---------- Exercise data

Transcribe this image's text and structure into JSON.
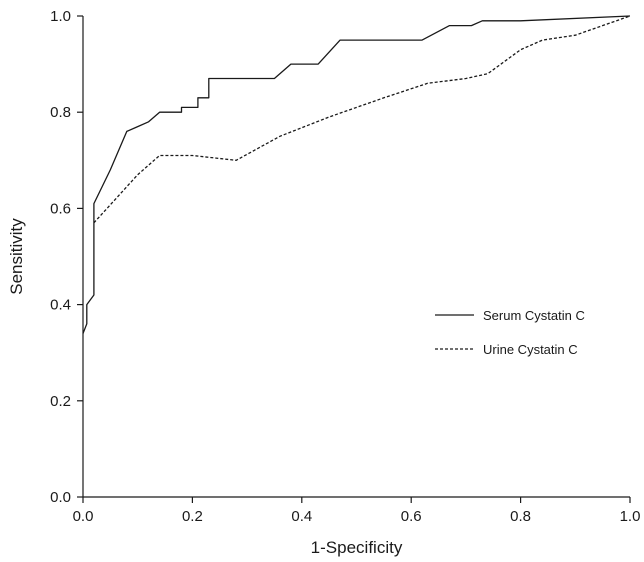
{
  "chart_data": {
    "type": "line",
    "title": "",
    "xlabel": "1-Specificity",
    "ylabel": "Sensitivity",
    "xlim": [
      0,
      1
    ],
    "ylim": [
      0,
      1
    ],
    "xticks": [
      "0.0",
      "0.2",
      "0.4",
      "0.6",
      "0.8",
      "1.0"
    ],
    "yticks": [
      "0.0",
      "0.2",
      "0.4",
      "0.6",
      "0.8",
      "1.0"
    ],
    "grid": false,
    "legend_position": "right-middle",
    "series": [
      {
        "name": "Serum Cystatin C",
        "line_style": "solid",
        "color": "#1a1a1a",
        "x": [
          0.0,
          0.007,
          0.007,
          0.02,
          0.02,
          0.05,
          0.08,
          0.1,
          0.12,
          0.13,
          0.14,
          0.14,
          0.18,
          0.18,
          0.21,
          0.21,
          0.23,
          0.23,
          0.29,
          0.35,
          0.38,
          0.43,
          0.47,
          0.56,
          0.62,
          0.67,
          0.71,
          0.73,
          0.8,
          1.0
        ],
        "y": [
          0.34,
          0.36,
          0.4,
          0.42,
          0.61,
          0.68,
          0.76,
          0.77,
          0.78,
          0.79,
          0.8,
          0.8,
          0.8,
          0.81,
          0.81,
          0.83,
          0.83,
          0.87,
          0.87,
          0.87,
          0.9,
          0.9,
          0.95,
          0.95,
          0.95,
          0.98,
          0.98,
          0.99,
          0.99,
          1.0
        ]
      },
      {
        "name": "Urine Cystatin C",
        "line_style": "dashed",
        "color": "#1a1a1a",
        "x": [
          0.02,
          0.06,
          0.1,
          0.14,
          0.2,
          0.28,
          0.36,
          0.45,
          0.55,
          0.63,
          0.7,
          0.74,
          0.8,
          0.84,
          0.9,
          1.0
        ],
        "y": [
          0.57,
          0.62,
          0.67,
          0.71,
          0.71,
          0.7,
          0.75,
          0.79,
          0.83,
          0.86,
          0.87,
          0.88,
          0.93,
          0.95,
          0.96,
          1.0
        ]
      }
    ]
  }
}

--------------------

# Given exercise
Any pictures should be dropped; transcribe the rest of the records above exactly.

# The answer
Transcribe this image's text and structure into JSON.
{
  "chart_data": {
    "type": "line",
    "title": "",
    "xlabel": "1-Specificity",
    "ylabel": "Sensitivity",
    "xlim": [
      0,
      1
    ],
    "ylim": [
      0,
      1
    ],
    "xticks": [
      "0.0",
      "0.2",
      "0.4",
      "0.6",
      "0.8",
      "1.0"
    ],
    "yticks": [
      "0.0",
      "0.2",
      "0.4",
      "0.6",
      "0.8",
      "1.0"
    ],
    "grid": false,
    "legend_position": "right-middle",
    "series": [
      {
        "name": "Serum Cystatin C",
        "line_style": "solid",
        "color": "#1a1a1a",
        "x": [
          0.0,
          0.007,
          0.007,
          0.02,
          0.02,
          0.05,
          0.08,
          0.1,
          0.12,
          0.13,
          0.14,
          0.14,
          0.18,
          0.18,
          0.21,
          0.21,
          0.23,
          0.23,
          0.29,
          0.35,
          0.38,
          0.43,
          0.47,
          0.56,
          0.62,
          0.67,
          0.71,
          0.73,
          0.8,
          1.0
        ],
        "y": [
          0.34,
          0.36,
          0.4,
          0.42,
          0.61,
          0.68,
          0.76,
          0.77,
          0.78,
          0.79,
          0.8,
          0.8,
          0.8,
          0.81,
          0.81,
          0.83,
          0.83,
          0.87,
          0.87,
          0.87,
          0.9,
          0.9,
          0.95,
          0.95,
          0.95,
          0.98,
          0.98,
          0.99,
          0.99,
          1.0
        ]
      },
      {
        "name": "Urine Cystatin C",
        "line_style": "dashed",
        "color": "#1a1a1a",
        "x": [
          0.02,
          0.06,
          0.1,
          0.14,
          0.2,
          0.28,
          0.36,
          0.45,
          0.55,
          0.63,
          0.7,
          0.74,
          0.8,
          0.84,
          0.9,
          1.0
        ],
        "y": [
          0.57,
          0.62,
          0.67,
          0.71,
          0.71,
          0.7,
          0.75,
          0.79,
          0.83,
          0.86,
          0.87,
          0.88,
          0.93,
          0.95,
          0.96,
          1.0
        ]
      }
    ]
  }
}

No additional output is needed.